_Document passage_.
****************
In tone, style and reach-for-the-stars urgency, Granholm’s State of the State felt a lot like her appearance last Nov. 1, when she stepped into the bright lights at Joe Louis Arena, joining Al Sharpton, Stevie Wonder and John Kerry for one of the last big campaign rallies of the 2004 presidential race. As usual, when she stood before a crowd, Granholm looked radiant and comfortable. And why not? Before her were thousands of cheering Detroit residents, a sampling of her liberal southeast Michigan base, one of the most consistent Democratic strongholds in the country. They were the very same voters who had swept Granholm to victory in 2002, and for a decade had delivered the state for Bill Clinton and Al Gore too.
The plain truth was that on Nov. 1, 2004, few elected leaders in America were on a roll quite like Michigan’s glamorous governor. In her appearances with Kerry on the campaign trail, Granholm had turned the state’s stunning job losses – more than 300,000 jobs disappeared since 2000 – into a problem for George Bush. Her own public opinion ratings consistently topped 65 percent. Kerry was counting on Granholm to deliver him Michigan and the presidency. The electoral math that would put Kerry in the White House could also make it much, much easier for Granholm to ask for and get the billions of dollars in federal grants, loans and other assistance she needed to accelerate her novel job development strategy.
Granholm’s remarks at Joe Louis Arena reflected that sense of triumph. “To all Republicans, independents and undecided voters, if you are sick of deficits as far as the eye can see, you need to vote for a change in direction,” she said to a surge of cheers. “If you are tired of partisanship over patriotism, you need to vote for a change in direction. We’re on the cusp, on the brink, of enormous change in this country.”
****************
_Supplied material_.
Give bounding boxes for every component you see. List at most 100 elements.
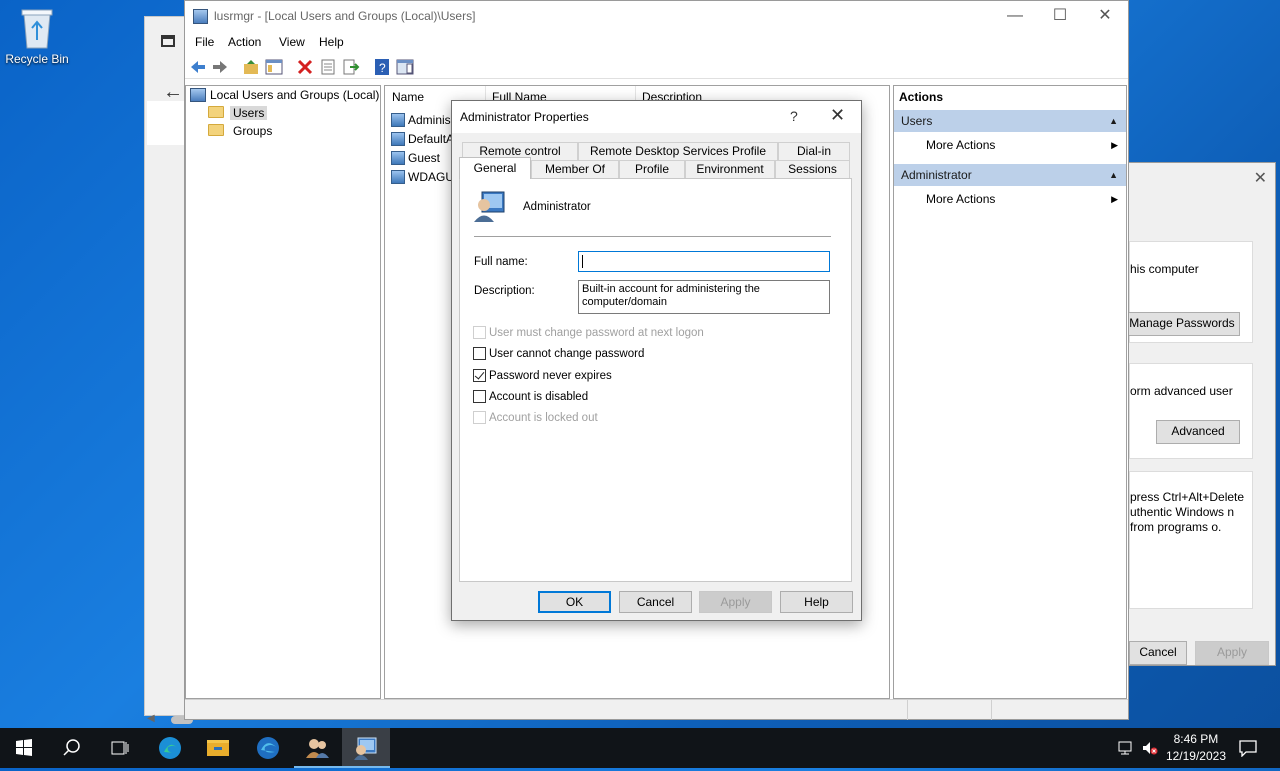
****************
_Set tasks_.
A – Reproduce the passage about Governor Granholm from "The plain truth" to "job development strategy.".
B – According to the passage about Governor Granholm, how many jobs had Michigan lost since 2000?
C – Pick up the passage about Governor Granholm's 2004 rally at Joe Louis Arena after its final sentence and keep writing.

_Written responses_.
A –
The plain truth was that on Nov. 1, 2004, few elected leaders in America were on a roll quite like Michigan’s glamorous governor. In her appearances with Kerry on the campaign trail, Granholm had turned the state’s stunning job losses – more than 300,000 jobs disappeared since 2000 – into a problem for George Bush. Her own public opinion ratings consistently topped 65 percent. Kerry was counting on Granholm to deliver him Michigan and the presidency. The electoral math that would put Kerry in the White House could also make it much, much easier for Granholm to ask for and get the billions of dollars in federal grants, loans and other assistance she needed to accelerate her novel job development strategy.

B – More than 300,000 jobs.

C –
Shifting grounds
To be sure, Nov. 2 changed America and Michigan, but not nearly in the way that Granholm hoped. She, indeed, did put Michigan in Kerry’s column, but the margin of victory indicated Democrats were losing ground. Kerry won just 15 of the state’s 83 counties, seven less than Al Gore did in 2000, and 10 less than Granholm herself won in 2002. Kerry’s winning margin — 165,000 votes — was 52,000 less than Gore’s 2000 margin.
Granholm’s work on behalf of state Democrats also helped the party gain five seats in the state House. But Republicans still have a 58-52 state House majority, and they went on to elect a young Oakland County ideologue, Craig DeRoche, who has made his top priority attacking the governor and accelerating the suburban sprawl that Granholm says is sucking the life out of Detroit and its inner suburbs.
The other results from Granholm’s Election Day were even more distracting. A ballot initiative to establish a constitutional ban on gay marriage, which she aggressively opposed, passed easily. Even Wayne County, her base, overwhelmingly approved the ban.
A second ballot initiative, to allow voters to restrict the number of casinos in Detroit and elsewhere, also passed by a huge margin statewide and in the city. The winning margin was particularly telling for Granholm because she had joined Republican Oakland County Executive L. Brooks Patterson, who’s not seen as any friend to Detroit, in opposing the initiative. The two said that it would hurt the state lottery, which provides more than $600 million annually to public schools. Granholm’s supporters in predominantly African-American Detroit rejected the authenticity of that argument by a 200,000-vote margin.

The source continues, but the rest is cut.